---- MATERIAL FOR THE TASK

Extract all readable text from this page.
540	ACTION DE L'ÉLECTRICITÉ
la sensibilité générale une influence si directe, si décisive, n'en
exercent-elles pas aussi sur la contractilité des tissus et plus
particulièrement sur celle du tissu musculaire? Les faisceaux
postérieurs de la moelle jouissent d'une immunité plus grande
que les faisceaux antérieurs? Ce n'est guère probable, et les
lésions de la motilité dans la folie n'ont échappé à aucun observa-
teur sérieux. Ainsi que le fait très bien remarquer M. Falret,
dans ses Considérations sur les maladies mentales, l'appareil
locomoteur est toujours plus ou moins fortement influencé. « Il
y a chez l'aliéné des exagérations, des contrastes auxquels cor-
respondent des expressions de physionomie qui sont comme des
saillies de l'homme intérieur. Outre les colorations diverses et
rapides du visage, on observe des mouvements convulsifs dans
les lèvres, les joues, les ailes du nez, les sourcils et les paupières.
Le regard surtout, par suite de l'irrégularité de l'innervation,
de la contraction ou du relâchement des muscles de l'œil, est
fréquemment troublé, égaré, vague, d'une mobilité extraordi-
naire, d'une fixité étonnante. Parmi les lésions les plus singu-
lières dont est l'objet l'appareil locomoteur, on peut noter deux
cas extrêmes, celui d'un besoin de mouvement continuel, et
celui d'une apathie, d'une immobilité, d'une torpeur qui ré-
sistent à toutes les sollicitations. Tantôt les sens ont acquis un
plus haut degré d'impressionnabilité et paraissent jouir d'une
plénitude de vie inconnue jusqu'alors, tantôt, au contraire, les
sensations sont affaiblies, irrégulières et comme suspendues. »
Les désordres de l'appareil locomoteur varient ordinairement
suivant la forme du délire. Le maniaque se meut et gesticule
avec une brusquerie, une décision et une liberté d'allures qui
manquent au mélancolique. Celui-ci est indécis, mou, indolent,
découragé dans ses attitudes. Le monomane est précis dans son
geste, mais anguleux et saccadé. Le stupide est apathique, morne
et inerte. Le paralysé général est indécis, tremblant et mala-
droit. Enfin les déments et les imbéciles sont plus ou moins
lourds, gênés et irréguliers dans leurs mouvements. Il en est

--------

EXERCISE TASK: Extract the complete listing above, reproducing each line exactly.

ANSWER TO THE EXERCISE:
Extract all readable text from this page.
540	ACTION DE L'ÉLECTRICITÉ
la sensibilité générale une influence si directe, si décisive, n'en
exercent-elles pas aussi sur la contractilité des tissus et plus
particulièrement sur celle du tissu musculaire? Les faisceaux
postérieurs de la moelle jouissent d'une immunité plus grande
que les faisceaux antérieurs? Ce n'est guère probable, et les
lésions de la motilité dans la folie n'ont échappé à aucun observa-
teur sérieux. Ainsi que le fait très bien remarquer M. Falret,
dans ses Considérations sur les maladies mentales, l'appareil
locomoteur est toujours plus ou moins fortement influencé. « Il
y a chez l'aliéné des exagérations, des contrastes auxquels cor-
respondent des expressions de physionomie qui sont comme des
saillies de l'homme intérieur. Outre les colorations diverses et
rapides du visage, on observe des mouvements convulsifs dans
les lèvres, les joues, les ailes du nez, les sourcils et les paupières.
Le regard surtout, par suite de l'irrégularité de l'innervation,
de la contraction ou du relâchement des muscles de l'œil, est
fréquemment troublé, égaré, vague, d'une mobilité extraordi-
naire, d'une fixité étonnante. Parmi les lésions les plus singu-
lières dont est l'objet l'appareil locomoteur, on peut noter deux
cas extrêmes, celui d'un besoin de mouvement continuel, et
celui d'une apathie, d'une immobilité, d'une torpeur qui ré-
sistent à toutes les sollicitations. Tantôt les sens ont acquis un
plus haut degré d'impressionnabilité et paraissent jouir d'une
plénitude de vie inconnue jusqu'alors, tantôt, au contraire, les
sensations sont affaiblies, irrégulières et comme suspendues. »
Les désordres de l'appareil locomoteur varient ordinairement
suivant la forme du délire. Le maniaque se meut et gesticule
avec une brusquerie, une décision et une liberté d'allures qui
manquent au mélancolique. Celui-ci est indécis, mou, indolent,
découragé dans ses attitudes. Le monomane est précis dans son
geste, mais anguleux et saccadé. Le stupide est apathique, morne
et inerte. Le paralysé général est indécis, tremblant et mala-
droit. Enfin les déments et les imbéciles sont plus ou moins
lourds, gênés et irréguliers dans leurs mouvements. Il en est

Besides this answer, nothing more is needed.